-- Start of MATERIAL FOR THE TASK --
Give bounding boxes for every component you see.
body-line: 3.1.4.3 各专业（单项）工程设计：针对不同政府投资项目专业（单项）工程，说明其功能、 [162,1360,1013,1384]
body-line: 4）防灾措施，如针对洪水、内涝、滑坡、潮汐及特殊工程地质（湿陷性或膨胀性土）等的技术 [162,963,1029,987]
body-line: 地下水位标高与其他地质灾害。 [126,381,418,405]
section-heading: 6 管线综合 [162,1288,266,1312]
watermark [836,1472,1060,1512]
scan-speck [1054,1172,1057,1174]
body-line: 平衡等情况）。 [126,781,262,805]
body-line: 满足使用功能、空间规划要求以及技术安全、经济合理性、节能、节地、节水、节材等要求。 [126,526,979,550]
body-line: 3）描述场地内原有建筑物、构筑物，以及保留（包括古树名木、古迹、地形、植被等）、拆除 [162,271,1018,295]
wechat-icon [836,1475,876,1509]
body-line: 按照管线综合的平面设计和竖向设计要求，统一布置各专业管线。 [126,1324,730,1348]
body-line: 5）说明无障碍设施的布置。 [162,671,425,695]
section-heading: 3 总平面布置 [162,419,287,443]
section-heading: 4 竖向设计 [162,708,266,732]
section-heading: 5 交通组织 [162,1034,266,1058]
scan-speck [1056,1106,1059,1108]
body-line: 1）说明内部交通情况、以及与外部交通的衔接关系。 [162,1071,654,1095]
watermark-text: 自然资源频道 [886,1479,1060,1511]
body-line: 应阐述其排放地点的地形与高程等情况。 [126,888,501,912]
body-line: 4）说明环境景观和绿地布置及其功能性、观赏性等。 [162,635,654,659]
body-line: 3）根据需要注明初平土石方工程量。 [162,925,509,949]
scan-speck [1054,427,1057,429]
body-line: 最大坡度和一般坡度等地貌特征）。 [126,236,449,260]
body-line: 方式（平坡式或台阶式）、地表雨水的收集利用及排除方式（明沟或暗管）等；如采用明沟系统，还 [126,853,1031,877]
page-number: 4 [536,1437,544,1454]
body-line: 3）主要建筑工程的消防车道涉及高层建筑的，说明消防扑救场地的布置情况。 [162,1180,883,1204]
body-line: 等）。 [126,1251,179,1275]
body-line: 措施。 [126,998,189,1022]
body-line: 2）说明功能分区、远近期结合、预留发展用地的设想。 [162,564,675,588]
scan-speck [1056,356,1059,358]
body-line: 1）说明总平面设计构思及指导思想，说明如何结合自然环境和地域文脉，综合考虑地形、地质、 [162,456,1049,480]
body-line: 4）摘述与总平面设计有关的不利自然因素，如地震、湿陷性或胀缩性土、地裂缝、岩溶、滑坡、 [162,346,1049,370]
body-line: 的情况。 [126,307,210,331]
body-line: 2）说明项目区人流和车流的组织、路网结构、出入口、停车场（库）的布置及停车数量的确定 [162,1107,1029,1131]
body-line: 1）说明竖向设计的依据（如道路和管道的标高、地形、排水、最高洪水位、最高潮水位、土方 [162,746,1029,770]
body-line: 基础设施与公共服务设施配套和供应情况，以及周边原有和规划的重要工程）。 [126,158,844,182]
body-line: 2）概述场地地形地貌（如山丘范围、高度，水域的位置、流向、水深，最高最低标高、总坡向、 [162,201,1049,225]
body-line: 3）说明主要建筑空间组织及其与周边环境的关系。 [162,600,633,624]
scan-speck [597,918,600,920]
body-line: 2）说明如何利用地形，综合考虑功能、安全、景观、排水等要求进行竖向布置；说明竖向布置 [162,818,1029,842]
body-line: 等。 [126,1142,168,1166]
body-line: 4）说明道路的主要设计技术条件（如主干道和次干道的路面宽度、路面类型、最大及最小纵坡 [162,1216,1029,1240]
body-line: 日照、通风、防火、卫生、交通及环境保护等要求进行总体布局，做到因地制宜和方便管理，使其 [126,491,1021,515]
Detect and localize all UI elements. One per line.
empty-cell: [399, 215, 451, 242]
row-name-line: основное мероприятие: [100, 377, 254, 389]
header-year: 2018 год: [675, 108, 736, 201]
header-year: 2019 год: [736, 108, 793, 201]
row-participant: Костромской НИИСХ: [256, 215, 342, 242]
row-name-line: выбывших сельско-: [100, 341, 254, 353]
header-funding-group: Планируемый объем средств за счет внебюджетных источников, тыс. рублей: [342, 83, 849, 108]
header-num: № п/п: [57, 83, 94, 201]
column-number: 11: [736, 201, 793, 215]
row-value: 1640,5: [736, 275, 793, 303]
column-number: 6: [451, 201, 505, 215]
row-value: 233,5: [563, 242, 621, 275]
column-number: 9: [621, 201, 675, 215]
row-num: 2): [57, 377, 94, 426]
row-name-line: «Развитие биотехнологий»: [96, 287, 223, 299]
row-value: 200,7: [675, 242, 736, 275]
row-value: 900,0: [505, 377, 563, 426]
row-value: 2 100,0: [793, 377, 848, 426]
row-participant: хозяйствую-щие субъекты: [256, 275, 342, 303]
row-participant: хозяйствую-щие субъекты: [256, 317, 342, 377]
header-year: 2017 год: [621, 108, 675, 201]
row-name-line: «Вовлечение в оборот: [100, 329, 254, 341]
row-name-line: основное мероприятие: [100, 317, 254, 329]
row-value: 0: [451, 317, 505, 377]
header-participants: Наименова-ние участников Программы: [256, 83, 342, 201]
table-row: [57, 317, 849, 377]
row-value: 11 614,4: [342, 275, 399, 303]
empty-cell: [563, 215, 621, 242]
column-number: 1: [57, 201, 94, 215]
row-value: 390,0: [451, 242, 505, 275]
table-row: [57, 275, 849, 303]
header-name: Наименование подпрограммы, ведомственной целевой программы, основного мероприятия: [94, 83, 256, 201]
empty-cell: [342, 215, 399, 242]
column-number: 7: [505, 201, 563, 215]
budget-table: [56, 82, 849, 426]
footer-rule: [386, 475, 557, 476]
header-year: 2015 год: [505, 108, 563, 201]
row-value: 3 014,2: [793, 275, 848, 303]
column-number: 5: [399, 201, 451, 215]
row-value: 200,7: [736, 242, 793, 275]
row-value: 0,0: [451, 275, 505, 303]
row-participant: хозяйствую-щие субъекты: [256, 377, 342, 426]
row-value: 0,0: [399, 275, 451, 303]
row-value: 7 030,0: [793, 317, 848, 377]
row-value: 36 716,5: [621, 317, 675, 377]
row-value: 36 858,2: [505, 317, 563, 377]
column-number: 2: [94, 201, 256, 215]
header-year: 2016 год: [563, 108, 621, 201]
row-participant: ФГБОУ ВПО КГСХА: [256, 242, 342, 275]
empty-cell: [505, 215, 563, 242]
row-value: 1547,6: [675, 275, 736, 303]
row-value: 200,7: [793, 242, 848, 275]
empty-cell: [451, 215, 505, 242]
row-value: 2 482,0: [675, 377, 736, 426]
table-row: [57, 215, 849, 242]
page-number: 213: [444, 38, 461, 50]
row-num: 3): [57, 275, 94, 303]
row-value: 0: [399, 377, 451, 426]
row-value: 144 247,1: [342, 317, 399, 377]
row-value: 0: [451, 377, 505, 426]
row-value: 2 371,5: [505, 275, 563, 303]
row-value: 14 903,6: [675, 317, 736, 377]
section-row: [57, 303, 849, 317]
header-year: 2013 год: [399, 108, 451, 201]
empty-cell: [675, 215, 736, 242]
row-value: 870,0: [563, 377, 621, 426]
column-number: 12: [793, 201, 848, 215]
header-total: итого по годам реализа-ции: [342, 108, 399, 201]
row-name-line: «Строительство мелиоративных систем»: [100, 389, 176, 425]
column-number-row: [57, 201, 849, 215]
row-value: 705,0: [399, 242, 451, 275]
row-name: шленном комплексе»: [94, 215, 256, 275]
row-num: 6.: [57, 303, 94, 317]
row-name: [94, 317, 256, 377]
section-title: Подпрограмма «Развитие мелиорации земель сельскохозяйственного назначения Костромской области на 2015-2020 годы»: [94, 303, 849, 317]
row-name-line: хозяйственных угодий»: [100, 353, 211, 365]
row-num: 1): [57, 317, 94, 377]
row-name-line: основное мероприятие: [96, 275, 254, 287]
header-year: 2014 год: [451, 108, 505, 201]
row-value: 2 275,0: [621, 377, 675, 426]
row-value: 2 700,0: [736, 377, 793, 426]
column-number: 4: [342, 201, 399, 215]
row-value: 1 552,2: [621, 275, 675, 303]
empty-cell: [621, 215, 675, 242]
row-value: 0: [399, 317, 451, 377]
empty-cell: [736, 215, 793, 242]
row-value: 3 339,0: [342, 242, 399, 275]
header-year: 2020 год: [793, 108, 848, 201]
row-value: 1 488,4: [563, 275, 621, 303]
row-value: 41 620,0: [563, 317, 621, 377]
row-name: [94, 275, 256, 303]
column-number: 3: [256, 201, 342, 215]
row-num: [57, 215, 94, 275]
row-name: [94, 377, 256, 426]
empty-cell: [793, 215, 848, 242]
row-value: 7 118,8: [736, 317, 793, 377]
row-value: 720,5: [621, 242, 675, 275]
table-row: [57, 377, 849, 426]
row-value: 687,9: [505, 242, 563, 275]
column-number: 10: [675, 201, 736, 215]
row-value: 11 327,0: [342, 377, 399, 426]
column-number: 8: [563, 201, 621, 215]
-- End of MATERIAL FOR THE TASK --
• _EXERCISE DETAILS_
Convert the entries from the first line through the line containing "body-line: 的情况。 [126,307,210,331]", both included, into a JSON list of strings with one string per line, omitting blank lines.

• _COMPLETE ANSWER_
[
  "Give bounding boxes for every component you see.",
  "body-line: 3.1.4.3 各专业（单项）工程设计：针对不同政府投资项目专业（单项）工程，说明其功能、 [162,1360,1013,1384]",
  "body-line: 4）防灾措施，如针对洪水、内涝、滑坡、潮汐及特殊工程地质（湿陷性或膨胀性土）等的技术 [162,963,1029,987]",
  "body-line: 地下水位标高与其他地质灾害。 [126,381,418,405]",
  "section-heading: 6 管线综合 [162,1288,266,1312]",
  "watermark [836,1472,1060,1512]",
  "scan-speck [1054,1172,1057,1174]",
  "body-line: 平衡等情况）。 [126,781,262,805]",
  "body-line: 满足使用功能、空间规划要求以及技术安全、经济合理性、节能、节地、节水、节材等要求。 [126,526,979,550]",
  "body-line: 3）描述场地内原有建筑物、构筑物，以及保留（包括古树名木、古迹、地形、植被等）、拆除 [162,271,1018,295]",
  "wechat-icon [836,1475,876,1509]",
  "body-line: 按照管线综合的平面设计和竖向设计要求，统一布置各专业管线。 [126,1324,730,1348]",
  "body-line: 5）说明无障碍设施的布置。 [162,671,425,695]",
  "section-heading: 3 总平面布置 [162,419,287,443]",
  "section-heading: 4 竖向设计 [162,708,266,732]",
  "section-heading: 5 交通组织 [162,1034,266,1058]",
  "scan-speck [1056,1106,1059,1108]",
  "body-line: 1）说明内部交通情况、以及与外部交通的衔接关系。 [162,1071,654,1095]",
  "watermark-text: 自然资源频道 [886,1479,1060,1511]",
  "body-line: 应阐述其排放地点的地形与高程等情况。 [126,888,501,912]",
  "body-line: 4）说明环境景观和绿地布置及其功能性、观赏性等。 [162,635,654,659]",
  "body-line: 3）根据需要注明初平土石方工程量。 [162,925,509,949]",
  "scan-speck [1054,427,1057,429]",
  "body-line: 最大坡度和一般坡度等地貌特征）。 [126,236,449,260]",
  "body-line: 方式（平坡式或台阶式）、地表雨水的收集利用及排除方式（明沟或暗管）等；如采用明沟系统，还 [126,853,1031,877]",
  "page-number: 4 [536,1437,544,1454]",
  "body-line: 3）主要建筑工程的消防车道涉及高层建筑的，说明消防扑救场地的布置情况。 [162,1180,883,1204]",
  "body-line: 等）。 [126,1251,179,1275]",
  "body-line: 措施。 [126,998,189,1022]",
  "body-line: 2）说明功能分区、远近期结合、预留发展用地的设想。 [162,564,675,588]",
  "scan-speck [1056,356,1059,358]",
  "body-line: 1）说明总平面设计构思及指导思想，说明如何结合自然环境和地域文脉，综合考虑地形、地质、 [162,456,1049,480]",
  "body-line: 4）摘述与总平面设计有关的不利自然因素，如地震、湿陷性或胀缩性土、地裂缝、岩溶、滑坡、 [162,346,1049,370]",
  "body-line: 的情况。 [126,307,210,331]"
]